(Lines of data)
## begin
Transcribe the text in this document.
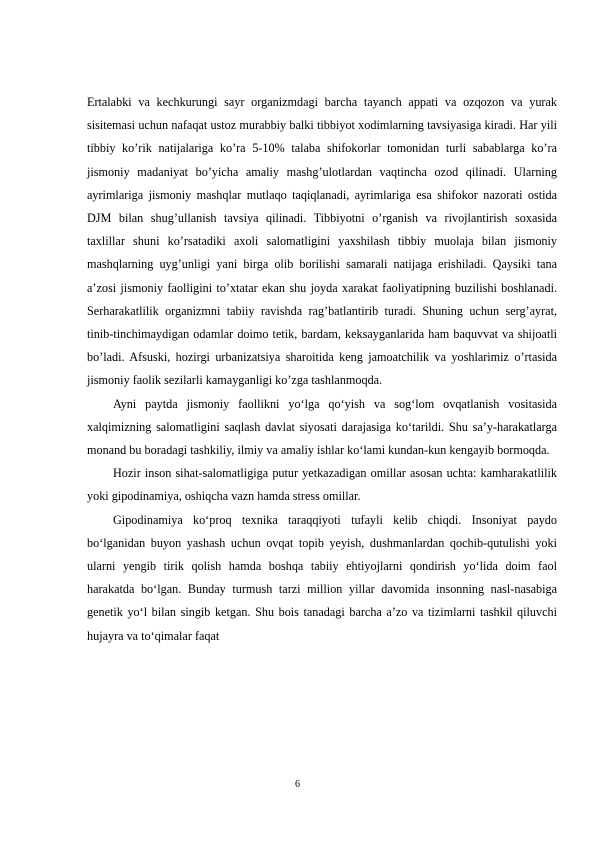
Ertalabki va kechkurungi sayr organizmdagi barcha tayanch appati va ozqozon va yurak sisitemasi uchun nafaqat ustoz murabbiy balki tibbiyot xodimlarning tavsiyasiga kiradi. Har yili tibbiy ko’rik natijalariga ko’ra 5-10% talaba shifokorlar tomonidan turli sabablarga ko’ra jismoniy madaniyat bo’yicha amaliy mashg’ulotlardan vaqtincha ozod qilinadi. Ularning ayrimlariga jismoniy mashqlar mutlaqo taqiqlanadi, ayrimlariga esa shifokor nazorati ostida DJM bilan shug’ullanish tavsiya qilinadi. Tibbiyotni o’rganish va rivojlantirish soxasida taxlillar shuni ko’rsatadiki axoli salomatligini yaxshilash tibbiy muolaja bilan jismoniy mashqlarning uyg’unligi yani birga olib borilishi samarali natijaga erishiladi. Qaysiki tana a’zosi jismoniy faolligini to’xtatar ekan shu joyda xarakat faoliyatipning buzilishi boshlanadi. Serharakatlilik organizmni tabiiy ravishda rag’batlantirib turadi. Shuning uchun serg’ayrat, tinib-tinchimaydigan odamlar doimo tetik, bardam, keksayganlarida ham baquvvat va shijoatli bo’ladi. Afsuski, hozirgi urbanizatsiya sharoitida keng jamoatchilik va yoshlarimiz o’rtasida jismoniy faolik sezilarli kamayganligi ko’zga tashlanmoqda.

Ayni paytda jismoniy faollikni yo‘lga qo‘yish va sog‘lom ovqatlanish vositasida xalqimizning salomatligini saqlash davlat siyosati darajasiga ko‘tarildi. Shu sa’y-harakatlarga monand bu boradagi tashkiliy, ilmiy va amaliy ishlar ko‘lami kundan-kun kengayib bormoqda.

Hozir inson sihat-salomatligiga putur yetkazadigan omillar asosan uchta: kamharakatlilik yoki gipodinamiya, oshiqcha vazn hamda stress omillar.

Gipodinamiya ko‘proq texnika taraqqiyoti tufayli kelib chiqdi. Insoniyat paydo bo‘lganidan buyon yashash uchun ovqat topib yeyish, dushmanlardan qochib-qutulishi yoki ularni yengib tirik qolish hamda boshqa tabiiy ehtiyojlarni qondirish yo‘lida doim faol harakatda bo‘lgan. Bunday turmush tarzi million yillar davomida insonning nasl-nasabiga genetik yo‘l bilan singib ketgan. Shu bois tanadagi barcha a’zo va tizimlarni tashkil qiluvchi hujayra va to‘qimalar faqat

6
## end
## begin
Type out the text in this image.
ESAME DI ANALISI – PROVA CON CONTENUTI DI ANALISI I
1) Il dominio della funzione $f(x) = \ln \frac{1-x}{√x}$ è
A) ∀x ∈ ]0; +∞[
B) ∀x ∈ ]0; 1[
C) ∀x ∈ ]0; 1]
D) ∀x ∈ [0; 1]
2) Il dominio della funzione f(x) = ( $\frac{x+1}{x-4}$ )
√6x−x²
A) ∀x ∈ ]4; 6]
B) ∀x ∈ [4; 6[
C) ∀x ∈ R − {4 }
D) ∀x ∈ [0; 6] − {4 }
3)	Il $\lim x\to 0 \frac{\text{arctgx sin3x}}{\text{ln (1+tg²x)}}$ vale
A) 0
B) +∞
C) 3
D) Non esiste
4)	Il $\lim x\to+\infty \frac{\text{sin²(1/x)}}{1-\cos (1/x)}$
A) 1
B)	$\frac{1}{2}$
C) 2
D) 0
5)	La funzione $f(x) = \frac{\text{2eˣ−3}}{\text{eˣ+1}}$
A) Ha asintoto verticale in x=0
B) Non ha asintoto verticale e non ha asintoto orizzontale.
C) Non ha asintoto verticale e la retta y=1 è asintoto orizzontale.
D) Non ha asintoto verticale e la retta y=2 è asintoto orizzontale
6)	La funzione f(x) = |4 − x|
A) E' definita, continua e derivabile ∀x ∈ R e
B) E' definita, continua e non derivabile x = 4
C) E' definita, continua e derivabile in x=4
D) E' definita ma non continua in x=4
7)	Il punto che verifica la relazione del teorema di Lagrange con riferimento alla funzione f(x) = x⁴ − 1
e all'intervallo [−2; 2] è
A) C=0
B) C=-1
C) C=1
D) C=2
## end
## begin
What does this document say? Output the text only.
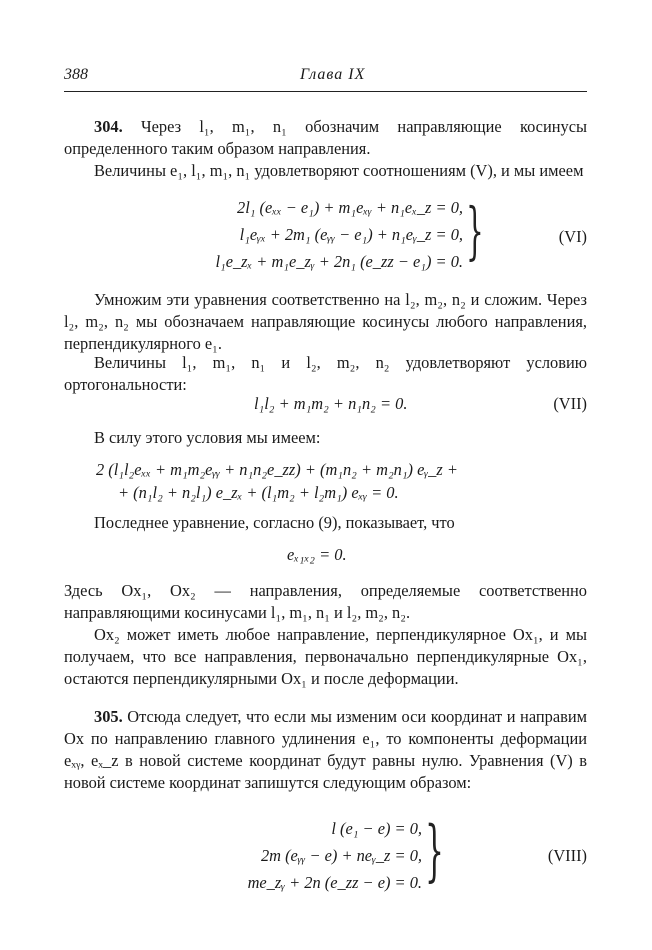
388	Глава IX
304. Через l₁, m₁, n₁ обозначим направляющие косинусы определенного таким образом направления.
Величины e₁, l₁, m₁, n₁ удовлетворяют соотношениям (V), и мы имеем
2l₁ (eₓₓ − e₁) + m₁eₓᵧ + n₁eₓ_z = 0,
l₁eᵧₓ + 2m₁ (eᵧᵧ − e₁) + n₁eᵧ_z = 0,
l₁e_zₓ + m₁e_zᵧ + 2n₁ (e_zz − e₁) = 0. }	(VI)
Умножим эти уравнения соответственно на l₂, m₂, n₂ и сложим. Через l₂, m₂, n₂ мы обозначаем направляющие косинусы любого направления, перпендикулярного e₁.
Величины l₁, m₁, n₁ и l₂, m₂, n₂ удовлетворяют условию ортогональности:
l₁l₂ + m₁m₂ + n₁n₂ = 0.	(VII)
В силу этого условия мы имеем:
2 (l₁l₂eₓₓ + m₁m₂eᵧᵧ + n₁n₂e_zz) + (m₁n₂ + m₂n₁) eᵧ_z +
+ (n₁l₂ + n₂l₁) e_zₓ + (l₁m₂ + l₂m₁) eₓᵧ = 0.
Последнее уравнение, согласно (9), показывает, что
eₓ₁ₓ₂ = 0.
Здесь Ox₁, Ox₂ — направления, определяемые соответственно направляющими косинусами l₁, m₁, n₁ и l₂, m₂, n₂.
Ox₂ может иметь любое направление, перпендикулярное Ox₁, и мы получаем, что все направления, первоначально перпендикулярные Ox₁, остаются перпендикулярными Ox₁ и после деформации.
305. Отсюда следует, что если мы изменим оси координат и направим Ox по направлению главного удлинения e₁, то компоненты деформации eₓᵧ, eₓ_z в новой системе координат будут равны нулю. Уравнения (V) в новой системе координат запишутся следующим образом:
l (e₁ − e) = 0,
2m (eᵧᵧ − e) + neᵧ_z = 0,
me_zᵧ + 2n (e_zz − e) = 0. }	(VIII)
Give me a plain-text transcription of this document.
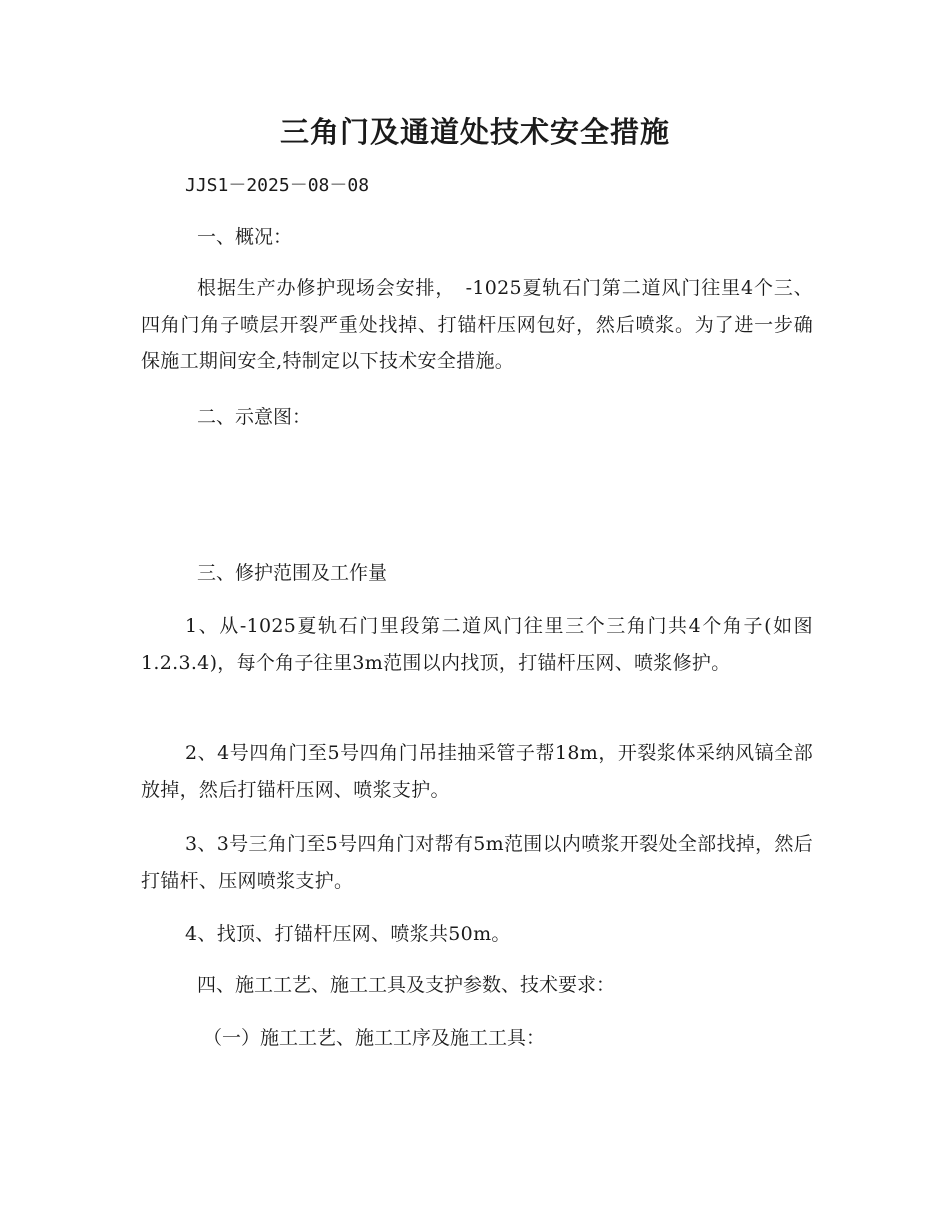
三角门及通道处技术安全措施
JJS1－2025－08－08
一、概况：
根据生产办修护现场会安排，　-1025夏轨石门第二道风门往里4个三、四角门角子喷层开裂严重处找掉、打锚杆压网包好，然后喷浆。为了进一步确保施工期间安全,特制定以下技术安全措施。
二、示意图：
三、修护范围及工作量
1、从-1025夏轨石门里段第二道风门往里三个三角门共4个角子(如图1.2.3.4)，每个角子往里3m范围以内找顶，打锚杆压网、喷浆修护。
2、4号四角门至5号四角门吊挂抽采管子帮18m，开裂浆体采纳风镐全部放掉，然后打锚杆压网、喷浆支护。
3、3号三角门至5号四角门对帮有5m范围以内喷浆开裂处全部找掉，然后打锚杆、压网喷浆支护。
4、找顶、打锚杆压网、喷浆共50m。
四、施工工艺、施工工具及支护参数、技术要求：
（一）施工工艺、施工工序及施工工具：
## end
SET PROBLEM
Of the lines above, how many include the word "della"? Reply with the number alone.

WORKED SOLUTION
2